#### THE EXERCISE
Copy out each of the following lines unchanged, omitting the pictures.

####

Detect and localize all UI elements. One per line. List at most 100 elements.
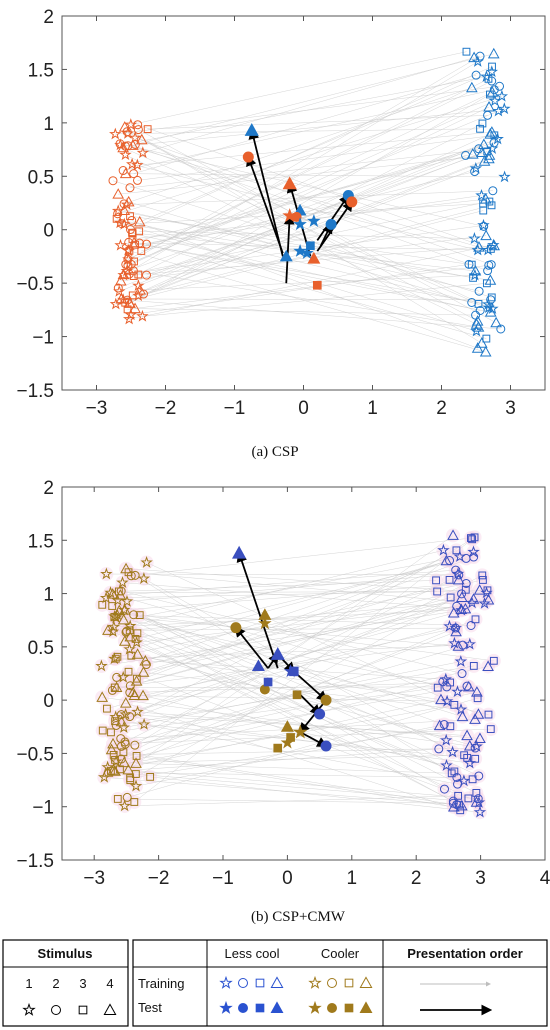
test-point-less-cool	[325, 218, 337, 230]
training-point-cooler	[142, 239, 152, 249]
training-trajectory	[135, 308, 476, 316]
training-trajectory	[111, 666, 489, 750]
training-point-cooler	[126, 776, 135, 785]
test-point-cooler	[292, 690, 302, 700]
training-point-less-cool	[486, 86, 499, 97]
test-point-less-cool	[279, 249, 293, 262]
training-point-cooler	[113, 284, 126, 297]
training-point-cooler	[113, 209, 123, 219]
training-trajectory	[130, 215, 472, 265]
training-trajectory	[130, 636, 454, 802]
training-point-less-cool	[479, 576, 487, 584]
training-point-cooler	[124, 630, 137, 642]
training-point-cooler	[129, 169, 139, 179]
plot-frame	[61, 15, 546, 391]
training-trajectory	[107, 704, 455, 768]
training-point-cooler	[105, 743, 118, 755]
training-point-less-cool	[495, 89, 508, 102]
cmw-weight-halo	[442, 619, 457, 634]
training-point-less-cool	[473, 794, 483, 804]
training-trajectory	[115, 210, 484, 305]
training-point-less-cool	[471, 615, 480, 624]
training-trajectory	[123, 752, 462, 807]
test-arrow	[298, 699, 327, 734]
training-trajectory	[136, 556, 474, 682]
y-tick-label: 0.5	[28, 638, 54, 659]
training-trajectory	[150, 776, 480, 813]
training-point-less-cool	[450, 767, 459, 776]
training-point-less-cool	[471, 686, 483, 697]
training-point-less-cool	[437, 543, 450, 556]
legend-cooler-training	[308, 975, 322, 989]
test-point-less-cool	[244, 123, 259, 136]
training-point-less-cool	[446, 593, 455, 602]
training-trajectory	[135, 195, 482, 245]
training-point-cooler	[133, 175, 143, 185]
training-trajectory	[127, 92, 493, 266]
training-point-less-cool	[476, 124, 484, 133]
training-point-less-cool	[433, 683, 442, 692]
training-point-cooler	[109, 765, 121, 776]
cmw-weight-halo	[472, 805, 487, 820]
cmw-weight-halo	[460, 679, 475, 694]
training-trajectory	[130, 51, 467, 125]
training-point-less-cool	[488, 94, 502, 107]
cmw-weight-halo	[477, 596, 492, 611]
training-point-less-cool	[435, 693, 447, 705]
y-tick-label: −1.5	[16, 381, 54, 402]
y-tick-label: 1.5	[28, 60, 54, 81]
training-point-less-cool	[458, 640, 468, 650]
cmw-weight-halo	[114, 739, 129, 754]
training-trajectory	[123, 556, 460, 621]
x-tick-label: −1	[212, 868, 234, 889]
legend-stimulus-box	[2, 939, 129, 1027]
training-trajectory	[127, 145, 480, 248]
y-tick-label: 1	[43, 114, 54, 135]
training-point-cooler	[117, 613, 130, 625]
training-point-less-cool	[463, 739, 476, 751]
training-point-less-cool	[473, 694, 482, 703]
training-point-less-cool	[445, 575, 454, 584]
cmw-weight-halo	[122, 642, 137, 657]
training-point-less-cool	[480, 229, 492, 241]
training-trajectory	[130, 264, 470, 316]
training-point-cooler	[107, 728, 115, 737]
y-tick-label: 1.5	[28, 531, 54, 552]
training-point-less-cool	[486, 142, 499, 154]
training-trajectory	[131, 220, 478, 349]
cmw-weight-halo	[466, 550, 481, 565]
test-point-cooler	[346, 196, 358, 208]
cmw-weight-halo	[453, 654, 468, 669]
training-point-less-cool	[466, 148, 479, 159]
training-trajectory	[146, 562, 479, 715]
training-trajectory	[116, 686, 469, 688]
training-point-cooler	[128, 266, 138, 276]
training-trajectory	[126, 568, 487, 594]
caption-csp: (a) CSP	[251, 444, 298, 460]
training-trajectory	[123, 89, 495, 171]
training-trajectory	[129, 123, 483, 304]
legend-less-cool-training	[219, 975, 233, 989]
training-trajectory	[126, 190, 493, 205]
legend-group-shapes	[219, 975, 373, 1014]
training-point-less-cool	[475, 305, 485, 315]
training-point-cooler	[130, 257, 138, 266]
training-point-less-cool	[482, 660, 494, 671]
cmw-weight-halo	[143, 769, 158, 784]
training-trajectory	[128, 535, 454, 771]
training-point-cooler	[119, 697, 132, 708]
training-trajectory	[134, 537, 475, 746]
test-point-less-cool	[232, 545, 247, 559]
training-point-less-cool	[447, 769, 456, 778]
training-point-cooler	[141, 660, 151, 670]
training-point-less-cool	[498, 102, 511, 115]
training-point-less-cool	[464, 794, 473, 803]
test-point-cooler	[258, 616, 272, 630]
legend-cooler-test	[344, 1003, 354, 1013]
training-point-cooler	[129, 302, 141, 314]
cmw-weight-halo	[450, 684, 465, 699]
training-trajectory	[106, 612, 454, 709]
training-trajectory	[134, 695, 448, 702]
cmw-weight-halo	[99, 567, 114, 582]
training-point-cooler	[107, 767, 115, 775]
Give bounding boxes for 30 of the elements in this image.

####

#### THE SOLUTION
Detect and localize all UI elements. One per line. List at most 100 elements.
test-point-less-cool	[325, 218, 337, 230]
training-point-cooler	[142, 239, 152, 249]
training-trajectory	[135, 308, 476, 316]
training-trajectory	[111, 666, 489, 750]
training-point-cooler	[126, 776, 135, 785]
test-point-cooler	[292, 690, 302, 700]
training-point-less-cool	[486, 86, 499, 97]
test-point-less-cool	[279, 249, 293, 262]
training-point-cooler	[113, 284, 126, 297]
training-point-cooler	[113, 209, 123, 219]
training-trajectory	[130, 215, 472, 265]
training-trajectory	[130, 636, 454, 802]
training-point-less-cool	[479, 576, 487, 584]
training-point-cooler	[124, 630, 137, 642]
training-point-cooler	[129, 169, 139, 179]
plot-frame	[61, 15, 546, 391]
training-trajectory	[107, 704, 455, 768]
training-point-cooler	[105, 743, 118, 755]
training-point-less-cool	[495, 89, 508, 102]
cmw-weight-halo	[442, 619, 457, 634]
training-point-less-cool	[473, 794, 483, 804]
training-trajectory	[115, 210, 484, 305]
training-point-less-cool	[471, 615, 480, 624]
training-trajectory	[123, 752, 462, 807]
test-arrow	[298, 699, 327, 734]
training-trajectory	[136, 556, 474, 682]
y-tick-label: 0.5	[28, 638, 54, 659]
training-trajectory	[150, 776, 480, 813]
training-point-less-cool	[450, 767, 459, 776]
training-point-less-cool	[471, 686, 483, 697]
training-point-less-cool	[437, 543, 450, 556]
legend-cooler-training	[308, 975, 322, 989]
test-point-less-cool	[244, 123, 259, 136]
training-point-less-cool	[446, 593, 455, 602]
training-trajectory	[135, 195, 482, 245]
training-point-cooler	[133, 175, 143, 185]
training-trajectory	[127, 92, 493, 266]
training-point-less-cool	[476, 124, 484, 133]
training-point-less-cool	[433, 683, 442, 692]
training-point-cooler	[109, 765, 121, 776]
cmw-weight-halo	[472, 805, 487, 820]
cmw-weight-halo	[460, 679, 475, 694]
training-trajectory	[130, 51, 467, 125]
training-point-less-cool	[488, 94, 502, 107]
cmw-weight-halo	[477, 596, 492, 611]
training-point-less-cool	[435, 693, 447, 705]
y-tick-label: −1.5	[16, 381, 54, 402]
y-tick-label: 1.5	[28, 60, 54, 81]
training-point-less-cool	[458, 640, 468, 650]
cmw-weight-halo	[114, 739, 129, 754]
training-trajectory	[123, 556, 460, 621]
x-tick-label: −1	[212, 868, 234, 889]
legend-stimulus-box	[2, 939, 129, 1027]
training-trajectory	[127, 145, 480, 248]
y-tick-label: 1	[43, 114, 54, 135]
training-point-cooler	[117, 613, 130, 625]
training-point-less-cool	[463, 739, 476, 751]
training-point-less-cool	[473, 694, 482, 703]
training-point-less-cool	[445, 575, 454, 584]
cmw-weight-halo	[122, 642, 137, 657]
training-point-less-cool	[480, 229, 492, 241]
training-trajectory	[130, 264, 470, 316]
training-point-cooler	[107, 728, 115, 737]
y-tick-label: 1.5	[28, 531, 54, 552]
training-point-less-cool	[486, 142, 499, 154]
training-trajectory	[131, 220, 478, 349]
cmw-weight-halo	[466, 550, 481, 565]
test-point-cooler	[346, 196, 358, 208]
cmw-weight-halo	[453, 654, 468, 669]
training-point-less-cool	[466, 148, 479, 159]
training-trajectory	[146, 562, 479, 715]
training-trajectory	[116, 686, 469, 688]
training-point-cooler	[128, 266, 138, 276]
training-trajectory	[126, 568, 487, 594]
caption-csp: (a) CSP	[251, 444, 298, 460]
training-trajectory	[123, 89, 495, 171]
training-trajectory	[129, 123, 483, 304]
legend-less-cool-training	[219, 975, 233, 989]
training-trajectory	[126, 190, 493, 205]
legend-group-shapes	[219, 975, 373, 1014]
training-point-less-cool	[475, 305, 485, 315]
training-point-cooler	[130, 257, 138, 266]
training-point-less-cool	[482, 660, 494, 671]
cmw-weight-halo	[143, 769, 158, 784]
training-trajectory	[128, 535, 454, 771]
training-point-cooler	[119, 697, 132, 708]
training-trajectory	[134, 537, 475, 746]
test-point-less-cool	[232, 545, 247, 559]
training-point-less-cool	[447, 769, 456, 778]
training-point-cooler	[141, 660, 151, 670]
training-point-less-cool	[498, 102, 511, 115]
training-point-less-cool	[464, 794, 473, 803]
test-point-cooler	[258, 616, 272, 630]
legend-cooler-test	[344, 1003, 354, 1013]
training-point-cooler	[129, 302, 141, 314]
cmw-weight-halo	[450, 684, 465, 699]
training-trajectory	[106, 612, 454, 709]
training-trajectory	[134, 695, 448, 702]
cmw-weight-halo	[99, 567, 114, 582]
training-point-cooler	[107, 767, 115, 775]
Give bounding boxes for 30 of the elements in this image.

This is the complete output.